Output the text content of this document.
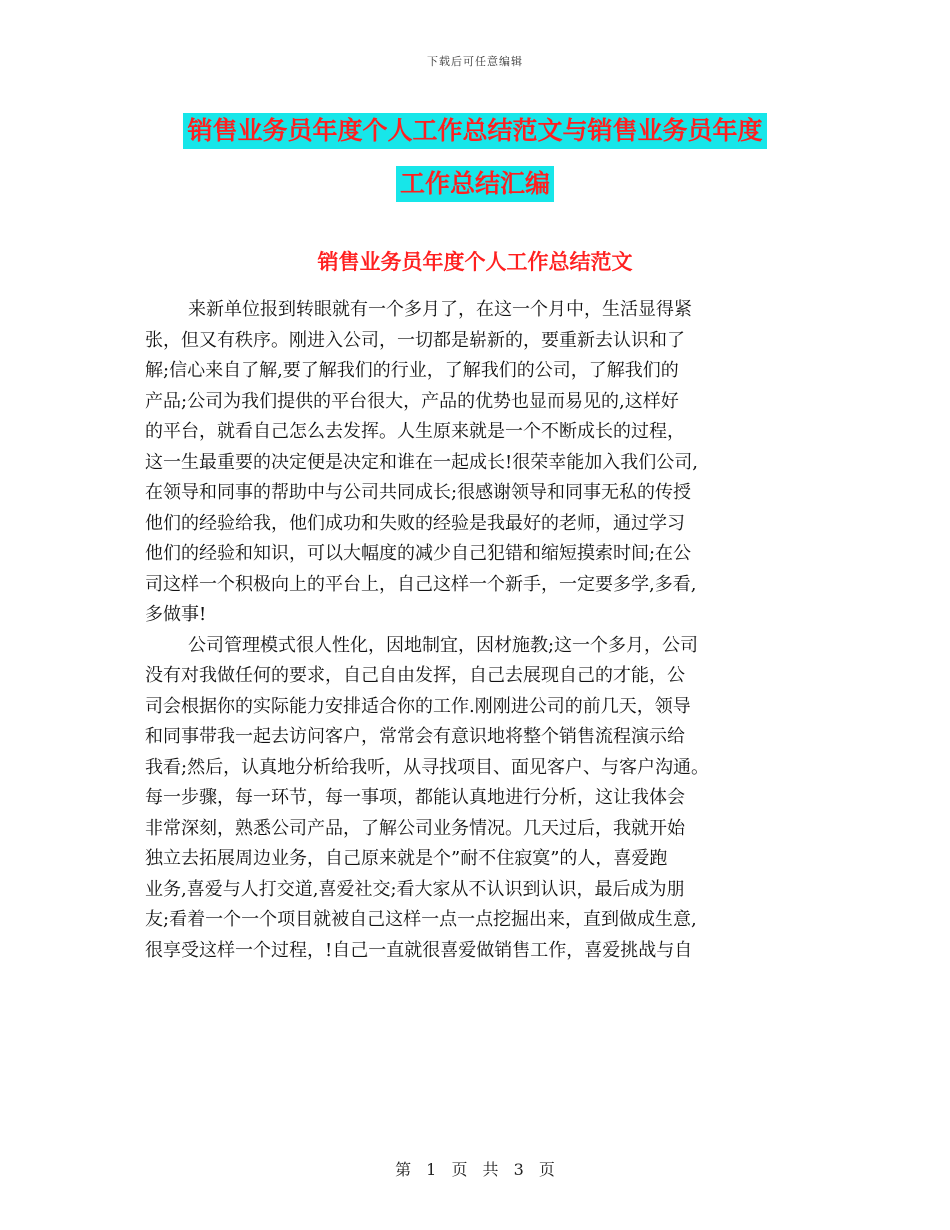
下载后可任意编辑
销售业务员年度个人工作总结范文与销售业务员年度
工作总结汇编
销售业务员年度个人工作总结范文
来新单位报到转眼就有一个多月了，在这一个月中，生活显得紧
张，但又有秩序。刚进入公司，一切都是崭新的，要重新去认识和了
解;信心来自了解,要了解我们的行业，了解我们的公司，了解我们的
产品;公司为我们提供的平台很大，产品的优势也显而易见的,这样好
的平台，就看自己怎么去发挥。人生原来就是一个不断成长的过程，
这一生最重要的决定便是决定和谁在一起成长!很荣幸能加入我们公司,
在领导和同事的帮助中与公司共同成长;很感谢领导和同事无私的传授
他们的经验给我，他们成功和失败的经验是我最好的老师，通过学习
他们的经验和知识，可以大幅度的减少自己犯错和缩短摸索时间;在公
司这样一个积极向上的平台上，自己这样一个新手，一定要多学,多看,
多做事!
公司管理模式很人性化，因地制宜，因材施教;这一个多月，公司
没有对我做任何的要求，自己自由发挥，自己去展现自己的才能，公
司会根据你的实际能力安排适合你的工作.刚刚进公司的前几天，领导
和同事带我一起去访问客户，常常会有意识地将整个销售流程演示给
我看;然后，认真地分析给我听，从寻找项目、面见客户、与客户沟通。
每一步骤，每一环节，每一事项，都能认真地进行分析，这让我体会
非常深刻，熟悉公司产品，了解公司业务情况。几天过后，我就开始
独立去拓展周边业务，自己原来就是个”耐不住寂寞”的人，喜爱跑
业务,喜爱与人打交道,喜爱社交;看大家从不认识到认识，最后成为朋
友;看着一个一个项目就被自己这样一点一点挖掘出来，直到做成生意,
很享受这样一个过程，!自己一直就很喜爱做销售工作，喜爱挑战与自
第 1 页 共 3 页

• STATED GOAL: Transcribe the material exactly, leaving every picture out.

• EXERCISE RESULT:
Output the text content of this document.
下载后可任意编辑
销售业务员年度个人工作总结范文与销售业务员年度
工作总结汇编
销售业务员年度个人工作总结范文
来新单位报到转眼就有一个多月了，在这一个月中，生活显得紧
张，但又有秩序。刚进入公司，一切都是崭新的，要重新去认识和了
解;信心来自了解,要了解我们的行业，了解我们的公司，了解我们的
产品;公司为我们提供的平台很大，产品的优势也显而易见的,这样好
的平台，就看自己怎么去发挥。人生原来就是一个不断成长的过程，
这一生最重要的决定便是决定和谁在一起成长!很荣幸能加入我们公司,
在领导和同事的帮助中与公司共同成长;很感谢领导和同事无私的传授
他们的经验给我，他们成功和失败的经验是我最好的老师，通过学习
他们的经验和知识，可以大幅度的减少自己犯错和缩短摸索时间;在公
司这样一个积极向上的平台上，自己这样一个新手，一定要多学,多看,
多做事!
公司管理模式很人性化，因地制宜，因材施教;这一个多月，公司
没有对我做任何的要求，自己自由发挥，自己去展现自己的才能，公
司会根据你的实际能力安排适合你的工作.刚刚进公司的前几天，领导
和同事带我一起去访问客户，常常会有意识地将整个销售流程演示给
我看;然后，认真地分析给我听，从寻找项目、面见客户、与客户沟通。
每一步骤，每一环节，每一事项，都能认真地进行分析，这让我体会
非常深刻，熟悉公司产品，了解公司业务情况。几天过后，我就开始
独立去拓展周边业务，自己原来就是个”耐不住寂寞”的人，喜爱跑
业务,喜爱与人打交道,喜爱社交;看大家从不认识到认识，最后成为朋
友;看着一个一个项目就被自己这样一点一点挖掘出来，直到做成生意,
很享受这样一个过程，!自己一直就很喜爱做销售工作，喜爱挑战与自
第 1 页 共 3 页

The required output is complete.